WRITTEN EXERCISE.
Examine the entries and show every line in which the word "into" is found.
───── DATA TO PROCESS
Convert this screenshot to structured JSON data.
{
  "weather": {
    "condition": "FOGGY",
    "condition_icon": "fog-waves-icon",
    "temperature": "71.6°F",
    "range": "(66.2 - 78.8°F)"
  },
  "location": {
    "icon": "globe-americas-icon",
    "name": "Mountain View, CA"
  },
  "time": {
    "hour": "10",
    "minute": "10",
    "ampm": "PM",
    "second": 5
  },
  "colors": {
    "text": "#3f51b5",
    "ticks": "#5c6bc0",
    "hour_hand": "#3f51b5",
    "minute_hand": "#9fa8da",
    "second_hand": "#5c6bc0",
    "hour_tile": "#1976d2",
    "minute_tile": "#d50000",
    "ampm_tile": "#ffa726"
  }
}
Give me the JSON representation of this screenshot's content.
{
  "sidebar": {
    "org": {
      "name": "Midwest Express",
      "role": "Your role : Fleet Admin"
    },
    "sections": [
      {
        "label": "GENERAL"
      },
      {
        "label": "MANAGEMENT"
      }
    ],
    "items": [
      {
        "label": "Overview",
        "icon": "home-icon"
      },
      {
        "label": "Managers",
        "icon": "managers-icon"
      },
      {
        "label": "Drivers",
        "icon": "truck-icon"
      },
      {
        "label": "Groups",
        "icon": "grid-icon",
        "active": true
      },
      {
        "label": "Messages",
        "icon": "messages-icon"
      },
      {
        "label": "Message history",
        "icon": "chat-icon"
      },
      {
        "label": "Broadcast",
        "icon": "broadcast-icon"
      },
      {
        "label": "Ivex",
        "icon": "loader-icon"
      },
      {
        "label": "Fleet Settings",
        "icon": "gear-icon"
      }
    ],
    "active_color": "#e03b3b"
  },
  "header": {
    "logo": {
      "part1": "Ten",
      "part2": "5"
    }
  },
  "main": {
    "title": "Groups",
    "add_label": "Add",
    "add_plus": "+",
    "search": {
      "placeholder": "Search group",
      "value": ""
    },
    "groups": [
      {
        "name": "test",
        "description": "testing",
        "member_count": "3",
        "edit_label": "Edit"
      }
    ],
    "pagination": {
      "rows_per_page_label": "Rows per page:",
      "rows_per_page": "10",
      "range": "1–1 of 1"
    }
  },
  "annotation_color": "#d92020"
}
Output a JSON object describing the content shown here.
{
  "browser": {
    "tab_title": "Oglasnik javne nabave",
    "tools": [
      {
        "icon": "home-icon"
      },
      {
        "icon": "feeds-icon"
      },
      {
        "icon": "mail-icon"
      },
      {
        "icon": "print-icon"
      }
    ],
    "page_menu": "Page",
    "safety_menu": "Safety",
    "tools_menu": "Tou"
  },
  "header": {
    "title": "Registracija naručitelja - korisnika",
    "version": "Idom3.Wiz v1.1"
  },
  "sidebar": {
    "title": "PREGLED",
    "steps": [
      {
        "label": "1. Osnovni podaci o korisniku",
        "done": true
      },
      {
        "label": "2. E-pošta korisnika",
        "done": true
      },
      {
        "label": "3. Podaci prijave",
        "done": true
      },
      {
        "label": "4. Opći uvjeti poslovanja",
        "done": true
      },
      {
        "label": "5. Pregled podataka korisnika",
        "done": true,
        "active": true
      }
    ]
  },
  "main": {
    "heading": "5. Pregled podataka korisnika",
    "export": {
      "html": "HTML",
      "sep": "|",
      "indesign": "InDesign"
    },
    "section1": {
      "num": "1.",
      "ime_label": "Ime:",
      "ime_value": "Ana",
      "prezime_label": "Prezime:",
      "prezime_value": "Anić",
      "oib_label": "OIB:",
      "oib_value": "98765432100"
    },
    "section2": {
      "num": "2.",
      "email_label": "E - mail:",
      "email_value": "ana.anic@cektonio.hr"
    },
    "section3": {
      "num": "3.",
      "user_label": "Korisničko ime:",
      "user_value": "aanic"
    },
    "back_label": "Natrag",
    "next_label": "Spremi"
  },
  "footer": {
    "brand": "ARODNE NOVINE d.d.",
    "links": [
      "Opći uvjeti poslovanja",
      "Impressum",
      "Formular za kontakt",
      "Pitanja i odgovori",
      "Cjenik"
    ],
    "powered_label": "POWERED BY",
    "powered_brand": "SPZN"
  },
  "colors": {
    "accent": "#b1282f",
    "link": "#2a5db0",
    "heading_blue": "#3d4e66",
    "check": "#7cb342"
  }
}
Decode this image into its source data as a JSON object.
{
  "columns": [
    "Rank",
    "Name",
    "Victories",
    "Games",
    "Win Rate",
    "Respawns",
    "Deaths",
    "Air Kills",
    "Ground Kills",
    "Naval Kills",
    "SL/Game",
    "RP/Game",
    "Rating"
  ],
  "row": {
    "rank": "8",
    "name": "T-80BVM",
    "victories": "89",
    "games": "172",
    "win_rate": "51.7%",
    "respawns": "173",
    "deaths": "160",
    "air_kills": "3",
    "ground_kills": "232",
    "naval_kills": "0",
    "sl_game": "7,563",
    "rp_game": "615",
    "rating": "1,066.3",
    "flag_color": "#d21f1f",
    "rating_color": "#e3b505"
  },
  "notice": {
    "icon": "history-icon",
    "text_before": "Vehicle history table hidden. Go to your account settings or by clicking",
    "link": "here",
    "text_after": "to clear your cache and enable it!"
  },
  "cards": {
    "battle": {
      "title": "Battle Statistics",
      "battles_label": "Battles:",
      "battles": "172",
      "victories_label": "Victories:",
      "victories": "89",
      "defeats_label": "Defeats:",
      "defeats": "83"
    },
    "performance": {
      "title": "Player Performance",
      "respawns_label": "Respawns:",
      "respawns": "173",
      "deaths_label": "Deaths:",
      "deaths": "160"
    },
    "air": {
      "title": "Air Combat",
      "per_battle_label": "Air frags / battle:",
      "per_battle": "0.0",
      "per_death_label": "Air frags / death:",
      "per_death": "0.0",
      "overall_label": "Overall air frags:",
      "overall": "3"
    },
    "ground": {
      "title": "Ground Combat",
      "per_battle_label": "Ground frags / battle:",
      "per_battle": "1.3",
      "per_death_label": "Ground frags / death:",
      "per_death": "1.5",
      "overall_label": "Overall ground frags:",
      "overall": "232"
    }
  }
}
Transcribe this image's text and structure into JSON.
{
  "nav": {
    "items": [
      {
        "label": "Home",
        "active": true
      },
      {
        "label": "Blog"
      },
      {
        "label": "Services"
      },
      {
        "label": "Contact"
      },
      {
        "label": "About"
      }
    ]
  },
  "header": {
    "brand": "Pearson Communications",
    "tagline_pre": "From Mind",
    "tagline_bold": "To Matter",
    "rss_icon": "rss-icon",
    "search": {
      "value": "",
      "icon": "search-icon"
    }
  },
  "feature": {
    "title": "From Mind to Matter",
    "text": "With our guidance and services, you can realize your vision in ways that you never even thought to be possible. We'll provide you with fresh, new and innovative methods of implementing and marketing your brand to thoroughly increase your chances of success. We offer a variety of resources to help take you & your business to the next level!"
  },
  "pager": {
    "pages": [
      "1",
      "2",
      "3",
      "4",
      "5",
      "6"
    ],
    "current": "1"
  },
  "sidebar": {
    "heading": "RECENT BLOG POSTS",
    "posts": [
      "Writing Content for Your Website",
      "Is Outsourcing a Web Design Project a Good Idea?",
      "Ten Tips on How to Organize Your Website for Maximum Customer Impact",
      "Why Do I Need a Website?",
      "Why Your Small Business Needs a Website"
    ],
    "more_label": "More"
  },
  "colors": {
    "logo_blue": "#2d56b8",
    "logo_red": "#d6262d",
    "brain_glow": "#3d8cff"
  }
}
──────────
REPLY.
Decode this image into its source data as a JSON object.
Transcribe this image's text and structure into JSON.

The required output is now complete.